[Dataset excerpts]
** BEGIN **

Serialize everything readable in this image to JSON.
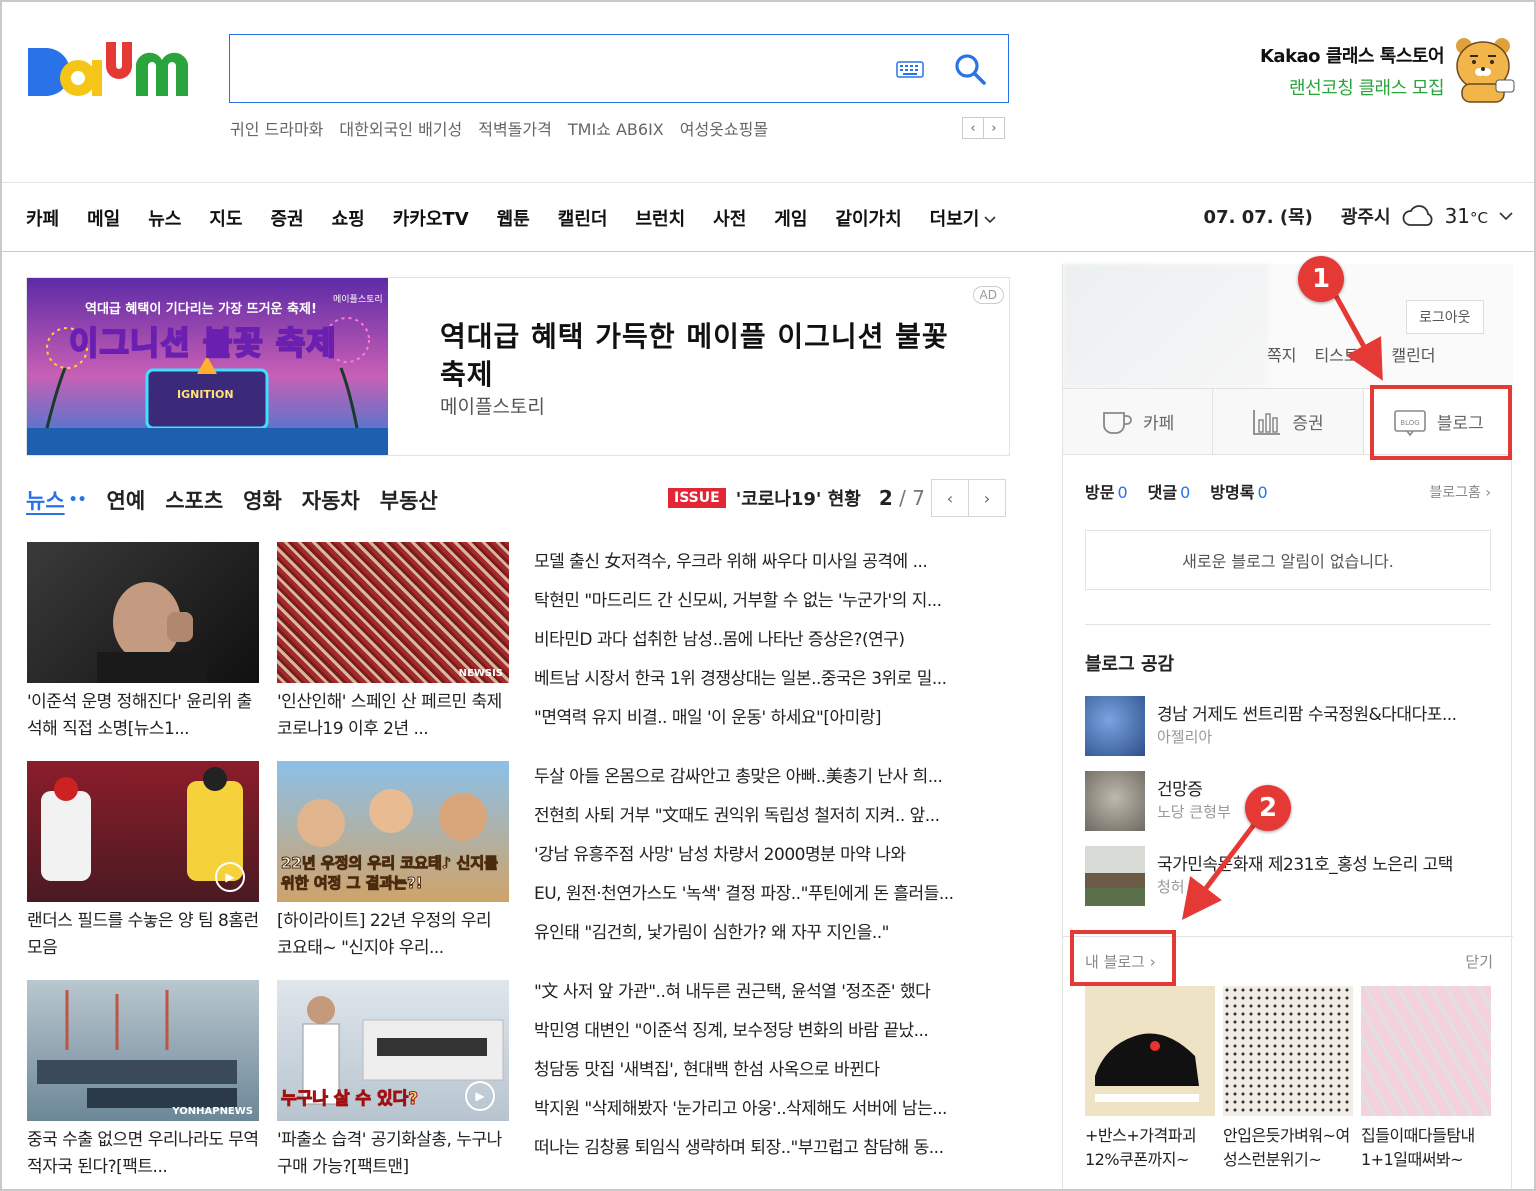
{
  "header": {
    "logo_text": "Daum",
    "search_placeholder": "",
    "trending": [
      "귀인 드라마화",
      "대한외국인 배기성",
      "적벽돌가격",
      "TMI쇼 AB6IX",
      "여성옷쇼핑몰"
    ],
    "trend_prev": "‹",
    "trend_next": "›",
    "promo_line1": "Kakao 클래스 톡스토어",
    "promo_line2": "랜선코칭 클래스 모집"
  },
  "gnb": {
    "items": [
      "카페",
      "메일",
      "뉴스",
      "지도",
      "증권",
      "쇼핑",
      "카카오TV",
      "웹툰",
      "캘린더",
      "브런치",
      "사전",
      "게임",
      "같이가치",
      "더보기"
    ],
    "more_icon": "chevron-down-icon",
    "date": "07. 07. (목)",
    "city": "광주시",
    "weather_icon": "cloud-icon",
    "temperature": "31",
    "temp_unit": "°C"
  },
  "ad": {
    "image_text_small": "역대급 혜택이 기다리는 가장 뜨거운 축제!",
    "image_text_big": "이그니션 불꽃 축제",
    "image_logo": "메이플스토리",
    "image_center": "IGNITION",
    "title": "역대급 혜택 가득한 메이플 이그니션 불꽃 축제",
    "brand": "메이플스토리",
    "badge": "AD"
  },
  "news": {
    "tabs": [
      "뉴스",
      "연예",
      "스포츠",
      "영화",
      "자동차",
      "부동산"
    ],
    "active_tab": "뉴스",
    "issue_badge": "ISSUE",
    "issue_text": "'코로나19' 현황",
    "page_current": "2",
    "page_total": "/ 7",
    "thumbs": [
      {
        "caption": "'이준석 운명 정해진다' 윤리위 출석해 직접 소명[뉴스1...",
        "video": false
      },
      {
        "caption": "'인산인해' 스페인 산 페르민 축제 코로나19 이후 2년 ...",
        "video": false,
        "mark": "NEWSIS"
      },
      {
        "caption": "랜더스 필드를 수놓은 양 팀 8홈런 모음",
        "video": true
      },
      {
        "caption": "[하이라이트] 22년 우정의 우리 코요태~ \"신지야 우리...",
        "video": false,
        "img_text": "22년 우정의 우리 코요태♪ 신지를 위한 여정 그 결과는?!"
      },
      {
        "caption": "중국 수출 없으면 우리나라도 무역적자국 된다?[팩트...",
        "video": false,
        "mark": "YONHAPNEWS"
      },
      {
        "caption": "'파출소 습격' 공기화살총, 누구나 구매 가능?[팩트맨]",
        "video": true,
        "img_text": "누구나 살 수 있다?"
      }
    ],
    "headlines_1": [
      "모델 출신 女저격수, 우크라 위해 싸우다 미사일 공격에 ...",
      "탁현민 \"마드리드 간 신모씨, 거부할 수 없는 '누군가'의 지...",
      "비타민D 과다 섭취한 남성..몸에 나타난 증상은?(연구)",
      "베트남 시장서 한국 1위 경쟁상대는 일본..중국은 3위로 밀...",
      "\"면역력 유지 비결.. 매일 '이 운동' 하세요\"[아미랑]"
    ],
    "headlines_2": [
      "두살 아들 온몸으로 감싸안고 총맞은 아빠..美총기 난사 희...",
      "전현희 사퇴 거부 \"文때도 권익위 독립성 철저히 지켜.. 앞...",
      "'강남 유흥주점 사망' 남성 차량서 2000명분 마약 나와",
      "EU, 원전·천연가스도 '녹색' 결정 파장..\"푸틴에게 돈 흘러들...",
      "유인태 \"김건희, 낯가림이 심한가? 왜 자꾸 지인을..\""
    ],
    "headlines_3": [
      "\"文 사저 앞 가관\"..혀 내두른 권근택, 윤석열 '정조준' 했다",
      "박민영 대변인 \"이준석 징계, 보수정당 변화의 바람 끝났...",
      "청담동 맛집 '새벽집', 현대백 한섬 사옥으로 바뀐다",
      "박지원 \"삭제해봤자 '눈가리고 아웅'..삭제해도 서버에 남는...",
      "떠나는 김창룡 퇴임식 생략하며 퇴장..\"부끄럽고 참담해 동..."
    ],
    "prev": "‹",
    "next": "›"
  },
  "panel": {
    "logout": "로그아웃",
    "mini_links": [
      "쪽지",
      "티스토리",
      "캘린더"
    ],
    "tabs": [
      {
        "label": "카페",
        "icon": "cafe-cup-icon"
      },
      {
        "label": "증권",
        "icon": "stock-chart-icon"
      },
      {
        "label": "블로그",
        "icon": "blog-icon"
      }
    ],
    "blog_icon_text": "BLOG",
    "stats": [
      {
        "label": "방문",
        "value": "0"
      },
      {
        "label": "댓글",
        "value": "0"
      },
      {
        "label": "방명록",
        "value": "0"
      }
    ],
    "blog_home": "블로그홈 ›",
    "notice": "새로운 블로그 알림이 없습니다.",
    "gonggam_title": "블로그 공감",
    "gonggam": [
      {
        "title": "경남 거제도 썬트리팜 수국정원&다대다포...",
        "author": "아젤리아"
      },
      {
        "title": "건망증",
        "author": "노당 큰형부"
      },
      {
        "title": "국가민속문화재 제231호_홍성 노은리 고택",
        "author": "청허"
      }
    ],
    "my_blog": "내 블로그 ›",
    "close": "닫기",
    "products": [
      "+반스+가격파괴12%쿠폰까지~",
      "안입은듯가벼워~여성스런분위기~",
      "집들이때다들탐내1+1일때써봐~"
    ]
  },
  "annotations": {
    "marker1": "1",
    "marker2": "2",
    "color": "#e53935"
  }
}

** END **
** BEGIN **

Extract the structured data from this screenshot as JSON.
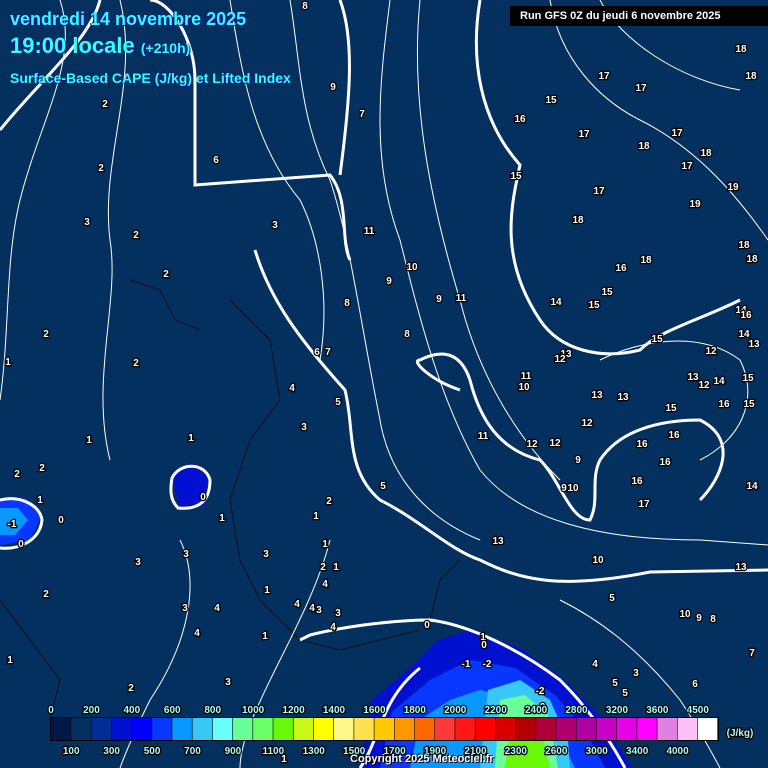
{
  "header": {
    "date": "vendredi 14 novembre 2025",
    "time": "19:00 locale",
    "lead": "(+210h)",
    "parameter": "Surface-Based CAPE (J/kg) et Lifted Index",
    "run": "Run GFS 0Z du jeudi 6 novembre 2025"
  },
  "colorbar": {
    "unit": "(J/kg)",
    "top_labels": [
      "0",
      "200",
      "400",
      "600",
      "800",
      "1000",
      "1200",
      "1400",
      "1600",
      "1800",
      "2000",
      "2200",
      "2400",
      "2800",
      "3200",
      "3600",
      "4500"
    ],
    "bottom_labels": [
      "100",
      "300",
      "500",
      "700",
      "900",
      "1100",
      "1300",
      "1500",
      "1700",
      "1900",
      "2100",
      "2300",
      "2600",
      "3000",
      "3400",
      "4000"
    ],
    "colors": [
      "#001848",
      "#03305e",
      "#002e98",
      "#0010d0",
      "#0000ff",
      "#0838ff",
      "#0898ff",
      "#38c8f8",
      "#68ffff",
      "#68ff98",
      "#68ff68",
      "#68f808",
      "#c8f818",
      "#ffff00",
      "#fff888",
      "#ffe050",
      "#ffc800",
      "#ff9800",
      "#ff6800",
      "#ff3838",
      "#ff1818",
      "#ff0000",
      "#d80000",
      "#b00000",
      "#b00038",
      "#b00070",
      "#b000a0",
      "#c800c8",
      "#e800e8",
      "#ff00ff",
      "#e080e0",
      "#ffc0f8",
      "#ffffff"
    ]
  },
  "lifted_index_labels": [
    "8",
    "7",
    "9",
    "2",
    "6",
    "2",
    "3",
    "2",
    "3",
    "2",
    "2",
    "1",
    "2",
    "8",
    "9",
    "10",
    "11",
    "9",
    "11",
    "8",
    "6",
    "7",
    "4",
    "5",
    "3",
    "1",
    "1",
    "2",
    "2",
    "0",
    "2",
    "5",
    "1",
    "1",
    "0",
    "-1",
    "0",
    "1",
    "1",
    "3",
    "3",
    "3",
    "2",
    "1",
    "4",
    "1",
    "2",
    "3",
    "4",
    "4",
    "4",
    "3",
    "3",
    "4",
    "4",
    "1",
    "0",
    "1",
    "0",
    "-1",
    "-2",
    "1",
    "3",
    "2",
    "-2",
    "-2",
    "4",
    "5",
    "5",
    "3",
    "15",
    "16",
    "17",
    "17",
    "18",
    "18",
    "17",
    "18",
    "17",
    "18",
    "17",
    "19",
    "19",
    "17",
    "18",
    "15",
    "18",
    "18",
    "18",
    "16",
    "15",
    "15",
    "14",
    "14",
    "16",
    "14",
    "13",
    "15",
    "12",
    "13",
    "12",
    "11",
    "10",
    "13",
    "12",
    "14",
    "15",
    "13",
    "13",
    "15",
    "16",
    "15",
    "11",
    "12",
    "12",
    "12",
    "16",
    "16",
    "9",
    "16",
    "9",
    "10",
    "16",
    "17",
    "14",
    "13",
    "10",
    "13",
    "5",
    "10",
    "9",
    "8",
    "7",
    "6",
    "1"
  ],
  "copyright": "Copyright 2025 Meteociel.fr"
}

** END **
** BEGIN **

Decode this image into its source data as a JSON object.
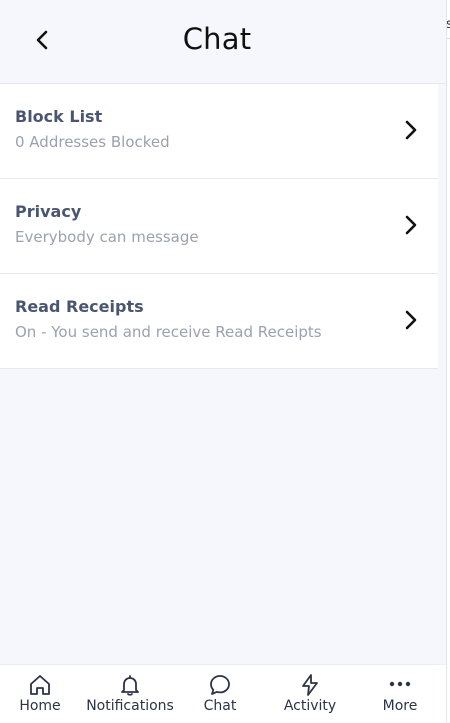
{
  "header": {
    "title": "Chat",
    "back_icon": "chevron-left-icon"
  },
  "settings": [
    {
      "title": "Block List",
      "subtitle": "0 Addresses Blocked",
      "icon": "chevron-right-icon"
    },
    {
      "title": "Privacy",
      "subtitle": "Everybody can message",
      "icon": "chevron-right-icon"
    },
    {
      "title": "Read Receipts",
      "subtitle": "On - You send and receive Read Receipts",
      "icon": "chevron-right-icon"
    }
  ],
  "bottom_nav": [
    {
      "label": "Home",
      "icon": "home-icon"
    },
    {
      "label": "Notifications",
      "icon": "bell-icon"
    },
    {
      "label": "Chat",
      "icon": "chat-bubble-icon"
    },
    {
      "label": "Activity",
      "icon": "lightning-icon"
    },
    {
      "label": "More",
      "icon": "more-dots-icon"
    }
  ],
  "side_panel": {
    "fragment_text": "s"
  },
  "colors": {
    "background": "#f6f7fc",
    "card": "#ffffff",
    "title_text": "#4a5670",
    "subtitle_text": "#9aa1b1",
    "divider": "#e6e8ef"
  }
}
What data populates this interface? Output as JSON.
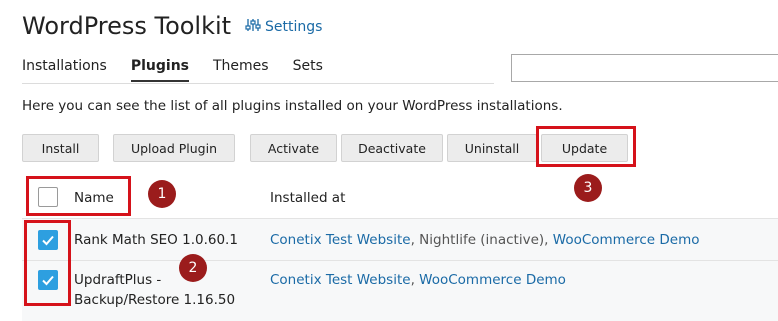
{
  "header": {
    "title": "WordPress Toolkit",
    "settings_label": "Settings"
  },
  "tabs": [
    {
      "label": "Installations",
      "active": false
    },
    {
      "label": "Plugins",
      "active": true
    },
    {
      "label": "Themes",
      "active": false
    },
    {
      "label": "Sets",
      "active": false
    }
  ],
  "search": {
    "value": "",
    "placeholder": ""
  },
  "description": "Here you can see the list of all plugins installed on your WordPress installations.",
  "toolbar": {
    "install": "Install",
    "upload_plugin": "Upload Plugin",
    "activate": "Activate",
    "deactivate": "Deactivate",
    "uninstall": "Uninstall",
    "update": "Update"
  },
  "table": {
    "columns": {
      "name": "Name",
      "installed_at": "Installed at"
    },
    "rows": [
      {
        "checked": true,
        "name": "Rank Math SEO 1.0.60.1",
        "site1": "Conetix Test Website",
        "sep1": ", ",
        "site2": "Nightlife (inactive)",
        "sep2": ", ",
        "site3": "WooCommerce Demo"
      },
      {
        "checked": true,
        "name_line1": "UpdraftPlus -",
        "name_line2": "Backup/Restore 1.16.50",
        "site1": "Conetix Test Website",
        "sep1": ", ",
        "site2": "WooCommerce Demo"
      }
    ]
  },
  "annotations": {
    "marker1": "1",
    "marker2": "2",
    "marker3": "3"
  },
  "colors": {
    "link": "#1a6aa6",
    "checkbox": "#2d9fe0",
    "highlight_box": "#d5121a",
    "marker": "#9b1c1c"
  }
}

** END **

### Exercise description
Say the number of lines in the listing that hold "JSON", with no added words.

### Response to the exercise
4